Pictures do not belong in the copy. Return all of the entries exactly.

(Figure content listings)
——————————
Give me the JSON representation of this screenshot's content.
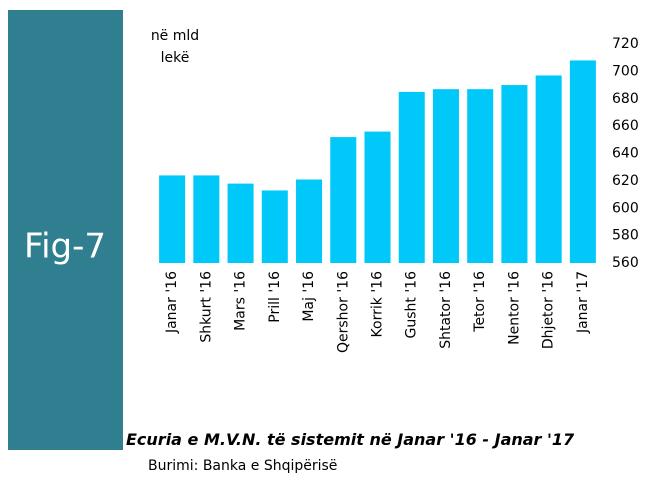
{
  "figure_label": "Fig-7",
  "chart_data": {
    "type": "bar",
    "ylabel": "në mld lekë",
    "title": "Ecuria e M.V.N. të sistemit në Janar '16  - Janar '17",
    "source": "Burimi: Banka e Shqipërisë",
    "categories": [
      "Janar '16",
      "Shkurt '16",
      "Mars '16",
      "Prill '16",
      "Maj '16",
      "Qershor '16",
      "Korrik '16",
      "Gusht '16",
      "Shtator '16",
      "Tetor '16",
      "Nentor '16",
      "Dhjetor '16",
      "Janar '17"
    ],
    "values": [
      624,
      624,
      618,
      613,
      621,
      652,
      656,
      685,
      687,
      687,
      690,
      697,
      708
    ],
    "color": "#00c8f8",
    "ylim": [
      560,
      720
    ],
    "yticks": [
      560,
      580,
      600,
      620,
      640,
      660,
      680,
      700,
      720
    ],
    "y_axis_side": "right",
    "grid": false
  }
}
——————————
**TASK ANSWER:**
Give me the JSON representation of this screenshot's content.
{
  "figure_label": "Fig-7",
  "chart_data": {
    "type": "bar",
    "ylabel": "në mld lekë",
    "title": "Ecuria e M.V.N. të sistemit në Janar '16  - Janar '17",
    "source": "Burimi: Banka e Shqipërisë",
    "categories": [
      "Janar '16",
      "Shkurt '16",
      "Mars '16",
      "Prill '16",
      "Maj '16",
      "Qershor '16",
      "Korrik '16",
      "Gusht '16",
      "Shtator '16",
      "Tetor '16",
      "Nentor '16",
      "Dhjetor '16",
      "Janar '17"
    ],
    "values": [
      624,
      624,
      618,
      613,
      621,
      652,
      656,
      685,
      687,
      687,
      690,
      697,
      708
    ],
    "color": "#00c8f8",
    "ylim": [
      560,
      720
    ],
    "yticks": [
      560,
      580,
      600,
      620,
      640,
      660,
      680,
      700,
      720
    ],
    "y_axis_side": "right",
    "grid": false
  }
}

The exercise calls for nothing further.